## [Given request]
Copy all of the rows below word for word, leaving out the pictures.

***** Dataset excerpts *****

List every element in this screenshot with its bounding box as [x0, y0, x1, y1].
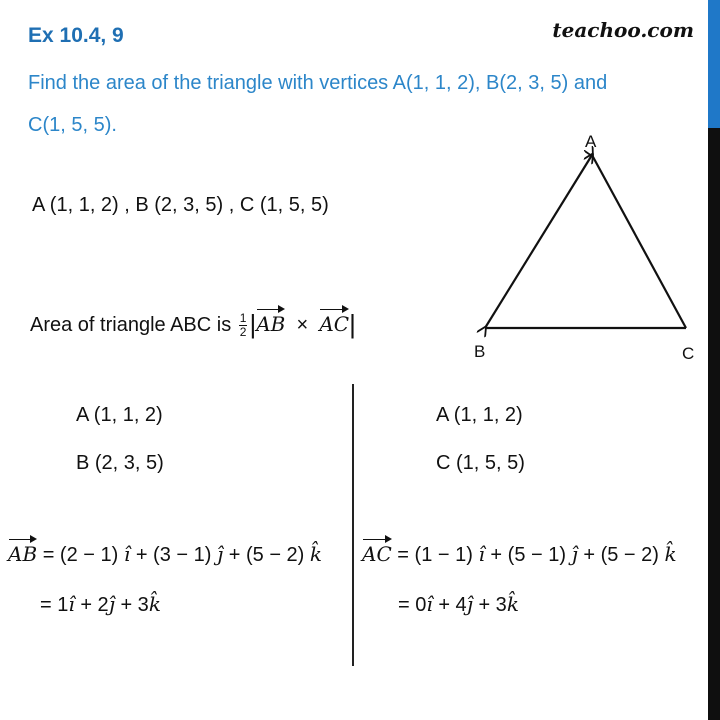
- vector-ac: AC: [319, 308, 349, 336]
- abs-bar-right: |: [349, 309, 356, 339]
- ac-eq-part-0: = (1 − 1): [391, 544, 479, 566]
- ab-res-part-0: = 1: [40, 594, 69, 616]
- ab-eq-part-0: = (2 − 1): [37, 544, 124, 566]
- area-formula-prefix: Area of triangle ABC is: [30, 314, 232, 336]
- ab-res-part-1: + 2: [74, 594, 109, 616]
- i-hat-symbol: ı̂: [426, 592, 433, 616]
- ac-eq-part-2: + (5 − 2): [577, 544, 665, 566]
- ab-vector-equation: [8, 538, 322, 567]
- side-ac-line: [592, 155, 686, 328]
- exercise-heading: Ex 10.4, 9: [28, 24, 124, 47]
- fraction-denominator: 2: [239, 325, 247, 340]
- brand-logo: teachoo.com: [552, 18, 694, 42]
- vertices-line: A (1, 1, 2) , B (2, 3, 5) , C (1, 5, 5): [32, 194, 329, 216]
- vertex-label-a: A: [585, 132, 597, 151]
- fraction-numerator: 1: [239, 311, 247, 326]
- k-hat-symbol: k̂: [309, 542, 323, 566]
- ac-res-part-2: + 3: [472, 594, 507, 616]
- j-hat-symbol: ȷ̂: [108, 592, 115, 616]
- vertex-label-b: B: [474, 342, 486, 361]
- column-divider: [352, 384, 354, 666]
- k-hat-symbol: k̂: [664, 542, 677, 566]
- area-formula: [30, 308, 356, 340]
- k-hat-symbol: k̂: [148, 592, 161, 616]
- k-hat-symbol: k̂: [506, 592, 519, 616]
- vector-ab: AB: [256, 308, 285, 336]
- j-hat-symbol: ȷ̂: [466, 592, 473, 616]
- ac-vector-result: [398, 592, 519, 617]
- ab-eq-part-1: + (3 − 1): [130, 544, 217, 566]
- question-line-1: Find the area of the triangle with vertices A(1, 1, 2), B(2, 3, 5) and: [28, 72, 608, 94]
- ac-res-part-1: + 4: [432, 594, 467, 616]
- i-hat-symbol: ı̂: [68, 592, 75, 616]
- abs-bar-left: |: [249, 309, 257, 339]
- ab-res-part-2: + 3: [114, 594, 149, 616]
- scrollbar-thumb[interactable]: [708, 0, 720, 128]
- ac-res-part-0: = 0: [398, 594, 427, 616]
- question-line-2: C(1, 5, 5).: [28, 114, 117, 136]
- half-fraction: [239, 312, 248, 339]
- ab-vector-result: [40, 592, 161, 617]
- cross-symbol: ×: [296, 314, 309, 336]
- triangle-diagram: [470, 140, 700, 340]
- right-point-c: C (1, 5, 5): [436, 452, 525, 474]
- ab-vector-symbol: AB: [8, 538, 37, 566]
- j-hat-symbol: ȷ̂: [216, 542, 224, 566]
- ac-vector-symbol: AC: [362, 538, 392, 566]
- left-point-b: B (2, 3, 5): [76, 452, 164, 474]
- i-hat-symbol: ı̂: [123, 542, 131, 566]
- i-hat-symbol: ı̂: [478, 542, 485, 566]
- ac-eq-part-1: + (5 − 1): [484, 544, 572, 566]
- right-point-a: A (1, 1, 2): [436, 404, 523, 426]
- vertex-label-c: C: [682, 344, 695, 363]
- j-hat-symbol: ȷ̂: [571, 542, 578, 566]
- left-point-a: A (1, 1, 2): [76, 404, 163, 426]
- side-ab-line: [485, 155, 592, 328]
- ac-vector-equation: [362, 538, 677, 567]
- ab-eq-part-2: + (5 − 2): [223, 544, 310, 566]
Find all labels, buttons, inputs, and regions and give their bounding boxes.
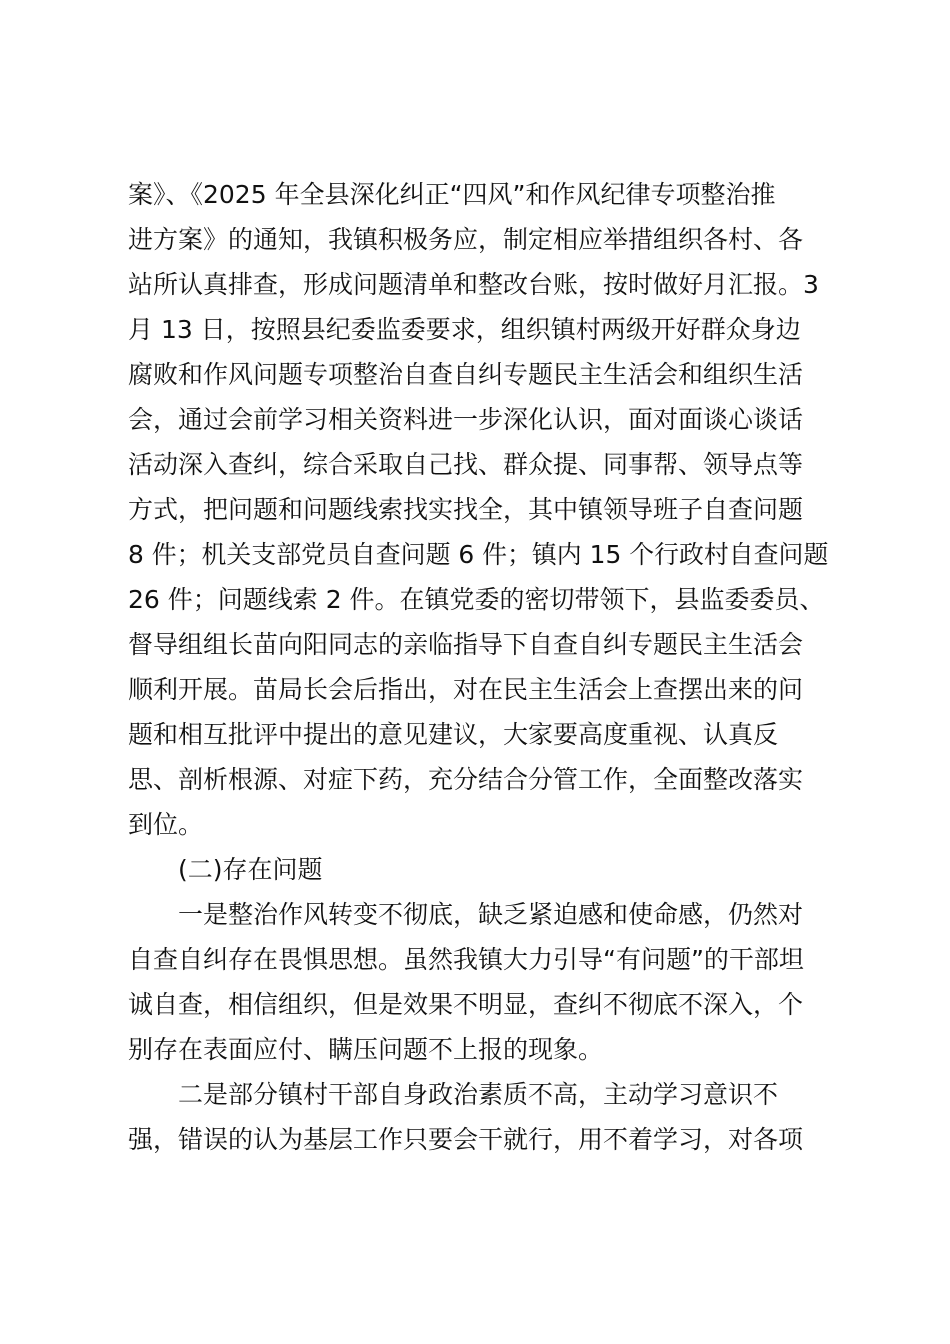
text-line: 进方案》的通知，我镇积极务应，制定相应举措组织各村、各 [128,225,804,254]
text-line: 会，通过会前学习相关资料进一步深化认识，面对面谈心谈话 [128,405,804,434]
text-line: 到位。 [128,810,204,839]
text-line: 思、剖析根源、对症下药，充分结合分管工作，全面整改落实 [128,765,804,794]
text-line: 督导组组长苗向阳同志的亲临指导下自查自纠专题民主生活会 [128,630,804,659]
text-line: 8 件；机关支部党员自查问题 6 件；镇内 15 个行政村自查问题 [128,540,829,569]
section-heading: (二)存在问题 [178,855,323,884]
text-line: 强，错误的认为基层工作只要会干就行，用不着学习，对各项 [128,1125,804,1154]
text-line: 月 13 日，按照县纪委监委要求，组织镇村两级开好群众身边 [128,315,801,344]
text-line: 别存在表面应付、瞒压问题不上报的现象。 [128,1035,604,1064]
text-line: 顺利开展。苗局长会后指出，对在民主生活会上查摆出来的问 [128,675,804,704]
text-line: 腐败和作风问题专项整治自查自纠专题民主生活会和组织生活 [128,360,804,389]
text-line: 一是整治作风转变不彻底，缺乏紧迫感和使命感，仍然对 [178,900,804,929]
text-line: 二是部分镇村干部自身政治素质不高，主动学习意识不 [178,1080,779,1109]
text-line: 站所认真排查，形成问题清单和整改台账，按时做好月汇报。3 [128,270,819,299]
text-line: 方式，把问题和问题线索找实找全，其中镇领导班子自查问题 [128,495,804,524]
text-line: 案》、《2025 年全县深化纠正“四风”和作风纪律专项整治推 [128,180,776,209]
text-line: 活动深入查纠，综合采取自己找、群众提、同事帮、领导点等 [128,450,804,479]
text-line: 自查自纠存在畏惧思想。虽然我镇大力引导“有问题”的干部坦 [128,945,804,974]
text-line: 题和相互批评中提出的意见建议，大家要高度重视、认真反 [128,720,779,749]
text-line: 26 件；问题线索 2 件。在镇党委的密切带领下，县监委委员、 [128,585,825,614]
text-line: 诚自查，相信组织，但是效果不明显，查纠不彻底不深入，个 [128,990,804,1019]
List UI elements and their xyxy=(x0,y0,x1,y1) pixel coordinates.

*****

## [The completed task]
List every element in this screenshot with its bounding box as [x0, y0, x1, y1].
- vector-ac: AC: [319, 308, 349, 336]
- abs-bar-right: |: [349, 309, 356, 339]
- ac-eq-part-0: = (1 − 1): [391, 544, 479, 566]
- ab-res-part-0: = 1: [40, 594, 69, 616]
- ab-eq-part-0: = (2 − 1): [37, 544, 124, 566]
- area-formula-prefix: Area of triangle ABC is: [30, 314, 232, 336]
- ab-res-part-1: + 2: [74, 594, 109, 616]
- i-hat-symbol: ı̂: [426, 592, 433, 616]
- ac-eq-part-2: + (5 − 2): [577, 544, 665, 566]
- ab-vector-equation: [8, 538, 322, 567]
- side-ac-line: [592, 155, 686, 328]
- exercise-heading: Ex 10.4, 9: [28, 24, 124, 47]
- fraction-denominator: 2: [239, 325, 247, 340]
- brand-logo: teachoo.com: [552, 18, 694, 42]
- vertices-line: A (1, 1, 2) , B (2, 3, 5) , C (1, 5, 5): [32, 194, 329, 216]
- vertex-label-a: A: [585, 132, 597, 151]
- fraction-numerator: 1: [239, 311, 247, 326]
- k-hat-symbol: k̂: [309, 542, 323, 566]
- ac-res-part-2: + 3: [472, 594, 507, 616]
- j-hat-symbol: ȷ̂: [108, 592, 115, 616]
- vertex-label-b: B: [474, 342, 486, 361]
- column-divider: [352, 384, 354, 666]
- k-hat-symbol: k̂: [664, 542, 677, 566]
- area-formula: [30, 308, 356, 340]
- k-hat-symbol: k̂: [148, 592, 161, 616]
- k-hat-symbol: k̂: [506, 592, 519, 616]
- vector-ab: AB: [256, 308, 285, 336]
- j-hat-symbol: ȷ̂: [466, 592, 473, 616]
- ac-vector-result: [398, 592, 519, 617]
- ab-eq-part-1: + (3 − 1): [130, 544, 217, 566]
- question-line-1: Find the area of the triangle with vertices A(1, 1, 2), B(2, 3, 5) and: [28, 72, 608, 94]
- ac-res-part-1: + 4: [432, 594, 467, 616]
- i-hat-symbol: ı̂: [68, 592, 75, 616]
- abs-bar-left: |: [249, 309, 257, 339]
- ab-res-part-2: + 3: [114, 594, 149, 616]
- scrollbar-thumb[interactable]: [708, 0, 720, 128]
- ac-res-part-0: = 0: [398, 594, 427, 616]
- question-line-2: C(1, 5, 5).: [28, 114, 117, 136]
- half-fraction: [239, 312, 248, 339]
- ab-vector-result: [40, 592, 161, 617]
- cross-symbol: ×: [296, 314, 309, 336]
- triangle-diagram: [470, 140, 700, 340]
- right-point-c: C (1, 5, 5): [436, 452, 525, 474]
- ab-vector-symbol: AB: [8, 538, 37, 566]
- j-hat-symbol: ȷ̂: [216, 542, 224, 566]
- ac-vector-symbol: AC: [362, 538, 392, 566]
- left-point-b: B (2, 3, 5): [76, 452, 164, 474]
- i-hat-symbol: ı̂: [123, 542, 131, 566]
- i-hat-symbol: ı̂: [478, 542, 485, 566]
- ac-eq-part-1: + (5 − 1): [484, 544, 572, 566]
- right-point-a: A (1, 1, 2): [436, 404, 523, 426]
- vertex-label-c: C: [682, 344, 695, 363]
- j-hat-symbol: ȷ̂: [571, 542, 578, 566]
- left-point-a: A (1, 1, 2): [76, 404, 163, 426]
- side-ab-line: [485, 155, 592, 328]
- ac-vector-equation: [362, 538, 677, 567]
- ab-eq-part-2: + (5 − 2): [223, 544, 310, 566]
Find all labels, buttons, inputs, and regions and give their bounding boxes.
text-line: 进方案》的通知，我镇积极务应，制定相应举措组织各村、各 [128,225,804,254]
text-line: 会，通过会前学习相关资料进一步深化认识，面对面谈心谈话 [128,405,804,434]
text-line: 到位。 [128,810,204,839]
text-line: 思、剖析根源、对症下药，充分结合分管工作，全面整改落实 [128,765,804,794]
text-line: 督导组组长苗向阳同志的亲临指导下自查自纠专题民主生活会 [128,630,804,659]
text-line: 8 件；机关支部党员自查问题 6 件；镇内 15 个行政村自查问题 [128,540,829,569]
section-heading: (二)存在问题 [178,855,323,884]
text-line: 强，错误的认为基层工作只要会干就行，用不着学习，对各项 [128,1125,804,1154]
text-line: 月 13 日，按照县纪委监委要求，组织镇村两级开好群众身边 [128,315,801,344]
text-line: 别存在表面应付、瞒压问题不上报的现象。 [128,1035,604,1064]
text-line: 顺利开展。苗局长会后指出，对在民主生活会上查摆出来的问 [128,675,804,704]
text-line: 腐败和作风问题专项整治自查自纠专题民主生活会和组织生活 [128,360,804,389]
text-line: 一是整治作风转变不彻底，缺乏紧迫感和使命感，仍然对 [178,900,804,929]
text-line: 二是部分镇村干部自身政治素质不高，主动学习意识不 [178,1080,779,1109]
text-line: 站所认真排查，形成问题清单和整改台账，按时做好月汇报。3 [128,270,819,299]
text-line: 方式，把问题和问题线索找实找全，其中镇领导班子自查问题 [128,495,804,524]
text-line: 案》、《2025 年全县深化纠正“四风”和作风纪律专项整治推 [128,180,776,209]
text-line: 活动深入查纠，综合采取自己找、群众提、同事帮、领导点等 [128,450,804,479]
text-line: 自查自纠存在畏惧思想。虽然我镇大力引导“有问题”的干部坦 [128,945,804,974]
text-line: 题和相互批评中提出的意见建议，大家要高度重视、认真反 [128,720,779,749]
text-line: 26 件；问题线索 2 件。在镇党委的密切带领下，县监委委员、 [128,585,825,614]
text-line: 诚自查，相信组织，但是效果不明显，查纠不彻底不深入，个 [128,990,804,1019]
List UI elements and their xyxy=(x0,y0,x1,y1) pixel coordinates.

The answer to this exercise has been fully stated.